YOUR GOAL >>
Gather, from the listing beneath this task, every line holding the string "release".

Structured figure records >>
----

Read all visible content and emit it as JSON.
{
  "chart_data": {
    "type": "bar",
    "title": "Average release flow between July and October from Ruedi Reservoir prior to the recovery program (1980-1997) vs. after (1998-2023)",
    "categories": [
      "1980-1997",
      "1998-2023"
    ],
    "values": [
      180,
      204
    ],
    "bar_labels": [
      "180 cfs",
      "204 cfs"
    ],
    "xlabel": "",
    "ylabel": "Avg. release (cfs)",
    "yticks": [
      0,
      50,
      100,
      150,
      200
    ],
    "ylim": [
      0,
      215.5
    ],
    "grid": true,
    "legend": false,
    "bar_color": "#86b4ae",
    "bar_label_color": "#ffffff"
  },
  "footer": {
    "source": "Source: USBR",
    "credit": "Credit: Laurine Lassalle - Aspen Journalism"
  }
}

----

FULL ANSWER >>
    "title": "Average release flow between July and October from Ruedi Reservoir prior to the recovery program (1980-1997) vs. after (1998-2023)",
    "ylabel": "Avg. release (cfs)",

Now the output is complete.